Repeat each line word for word.

Source records:

● ● ●

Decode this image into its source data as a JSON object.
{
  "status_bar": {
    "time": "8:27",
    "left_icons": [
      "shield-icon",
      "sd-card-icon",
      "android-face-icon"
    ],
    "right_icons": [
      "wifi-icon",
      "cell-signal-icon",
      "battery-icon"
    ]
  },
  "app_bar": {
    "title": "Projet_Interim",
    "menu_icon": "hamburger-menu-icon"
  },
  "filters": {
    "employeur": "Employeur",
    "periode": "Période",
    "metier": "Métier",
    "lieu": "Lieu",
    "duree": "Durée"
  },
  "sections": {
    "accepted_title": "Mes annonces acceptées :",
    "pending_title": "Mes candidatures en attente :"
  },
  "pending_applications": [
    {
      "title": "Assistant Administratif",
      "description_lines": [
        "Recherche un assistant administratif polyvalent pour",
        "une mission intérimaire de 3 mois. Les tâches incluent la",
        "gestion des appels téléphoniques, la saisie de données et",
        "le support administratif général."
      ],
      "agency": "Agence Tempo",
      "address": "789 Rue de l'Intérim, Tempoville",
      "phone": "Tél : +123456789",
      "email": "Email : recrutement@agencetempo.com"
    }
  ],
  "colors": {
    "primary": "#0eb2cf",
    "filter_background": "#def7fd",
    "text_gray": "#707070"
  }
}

● ● ●

Output for this exercise:
Decode this image into its source data as a JSON object.
{
  "status_bar": {
    "time": "8:27",
    "left_icons": [
      "shield-icon",
      "sd-card-icon",
      "android-face-icon"
    ],
    "right_icons": [
      "wifi-icon",
      "cell-signal-icon",
      "battery-icon"
    ]
  },
  "app_bar": {
    "title": "Projet_Interim",
    "menu_icon": "hamburger-menu-icon"
  },
  "filters": {
    "employeur": "Employeur",
    "periode": "Période",
    "metier": "Métier",
    "lieu": "Lieu",
    "duree": "Durée"
  },
  "sections": {
    "accepted_title": "Mes annonces acceptées :",
    "pending_title": "Mes candidatures en attente :"
  },
  "pending_applications": [
    {
      "title": "Assistant Administratif",
      "description_lines": [
        "Recherche un assistant administratif polyvalent pour",
        "une mission intérimaire de 3 mois. Les tâches incluent la",
        "gestion des appels téléphoniques, la saisie de données et",
        "le support administratif général."
      ],
      "agency": "Agence Tempo",
      "address": "789 Rue de l'Intérim, Tempoville",
      "phone": "Tél : +123456789",
      "email": "Email : recrutement@agencetempo.com"
    }
  ],
  "colors": {
    "primary": "#0eb2cf",
    "filter_background": "#def7fd",
    "text_gray": "#707070"
  }
}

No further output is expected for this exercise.